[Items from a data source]
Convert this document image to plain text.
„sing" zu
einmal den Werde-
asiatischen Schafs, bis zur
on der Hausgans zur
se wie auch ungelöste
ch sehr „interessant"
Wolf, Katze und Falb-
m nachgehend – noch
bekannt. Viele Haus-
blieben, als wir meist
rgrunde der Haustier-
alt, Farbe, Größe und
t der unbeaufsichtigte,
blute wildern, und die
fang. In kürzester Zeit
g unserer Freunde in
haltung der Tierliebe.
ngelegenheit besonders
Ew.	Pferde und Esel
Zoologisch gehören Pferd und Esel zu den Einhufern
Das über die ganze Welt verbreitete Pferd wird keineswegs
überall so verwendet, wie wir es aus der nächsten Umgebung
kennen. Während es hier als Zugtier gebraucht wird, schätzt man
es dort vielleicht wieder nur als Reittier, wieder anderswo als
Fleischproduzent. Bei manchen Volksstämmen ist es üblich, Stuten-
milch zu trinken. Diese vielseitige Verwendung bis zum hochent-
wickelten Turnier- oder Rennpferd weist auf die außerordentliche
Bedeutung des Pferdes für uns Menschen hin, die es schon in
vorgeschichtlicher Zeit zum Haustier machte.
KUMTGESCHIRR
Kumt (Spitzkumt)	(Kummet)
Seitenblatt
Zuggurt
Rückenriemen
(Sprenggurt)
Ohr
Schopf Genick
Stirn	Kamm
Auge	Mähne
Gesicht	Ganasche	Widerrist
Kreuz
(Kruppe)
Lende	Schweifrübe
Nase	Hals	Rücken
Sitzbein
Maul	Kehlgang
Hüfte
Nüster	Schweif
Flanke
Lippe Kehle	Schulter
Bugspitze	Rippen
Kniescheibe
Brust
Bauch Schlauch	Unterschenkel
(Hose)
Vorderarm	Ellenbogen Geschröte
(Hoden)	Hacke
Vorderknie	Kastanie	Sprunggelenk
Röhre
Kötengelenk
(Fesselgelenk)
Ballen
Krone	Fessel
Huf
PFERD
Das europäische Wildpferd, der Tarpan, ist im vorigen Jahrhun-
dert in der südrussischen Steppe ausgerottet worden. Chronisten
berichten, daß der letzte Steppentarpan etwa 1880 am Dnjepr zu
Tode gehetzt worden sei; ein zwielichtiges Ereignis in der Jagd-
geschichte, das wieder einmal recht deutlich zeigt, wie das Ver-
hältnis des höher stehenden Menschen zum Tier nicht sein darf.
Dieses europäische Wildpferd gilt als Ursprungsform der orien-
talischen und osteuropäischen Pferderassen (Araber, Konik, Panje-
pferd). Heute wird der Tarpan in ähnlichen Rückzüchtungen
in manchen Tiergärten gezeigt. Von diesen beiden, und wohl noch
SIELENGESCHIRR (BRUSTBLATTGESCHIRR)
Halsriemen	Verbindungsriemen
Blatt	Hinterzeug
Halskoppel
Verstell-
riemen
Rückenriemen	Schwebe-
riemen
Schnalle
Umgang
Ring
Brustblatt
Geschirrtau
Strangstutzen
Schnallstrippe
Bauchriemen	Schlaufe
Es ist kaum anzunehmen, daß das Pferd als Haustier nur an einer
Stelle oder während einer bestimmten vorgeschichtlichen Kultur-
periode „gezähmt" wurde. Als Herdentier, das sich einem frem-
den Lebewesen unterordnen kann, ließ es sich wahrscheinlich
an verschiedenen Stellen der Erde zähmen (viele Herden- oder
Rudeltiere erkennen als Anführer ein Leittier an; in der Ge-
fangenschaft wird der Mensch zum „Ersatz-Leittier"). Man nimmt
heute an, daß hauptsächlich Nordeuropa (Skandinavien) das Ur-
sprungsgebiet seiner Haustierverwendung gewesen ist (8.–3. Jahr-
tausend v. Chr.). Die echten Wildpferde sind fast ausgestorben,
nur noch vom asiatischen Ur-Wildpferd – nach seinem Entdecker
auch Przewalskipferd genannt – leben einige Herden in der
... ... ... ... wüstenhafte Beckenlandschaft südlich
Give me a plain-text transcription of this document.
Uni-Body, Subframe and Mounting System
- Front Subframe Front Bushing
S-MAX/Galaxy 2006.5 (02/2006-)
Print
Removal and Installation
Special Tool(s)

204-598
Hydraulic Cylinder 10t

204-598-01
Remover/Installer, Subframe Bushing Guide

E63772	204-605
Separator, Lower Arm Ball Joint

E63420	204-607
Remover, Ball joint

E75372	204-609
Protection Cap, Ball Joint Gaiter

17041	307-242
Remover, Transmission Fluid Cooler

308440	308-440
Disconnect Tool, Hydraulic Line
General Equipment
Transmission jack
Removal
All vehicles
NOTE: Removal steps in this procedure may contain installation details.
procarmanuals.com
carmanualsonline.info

- Task goal: Copy all lines from the material that hold "Subframe".

- Answer to this exercise:
Uni-Body, Subframe and Mounting System
- Front Subframe Front Bushing
Remover/Installer, Subframe Bushing Guide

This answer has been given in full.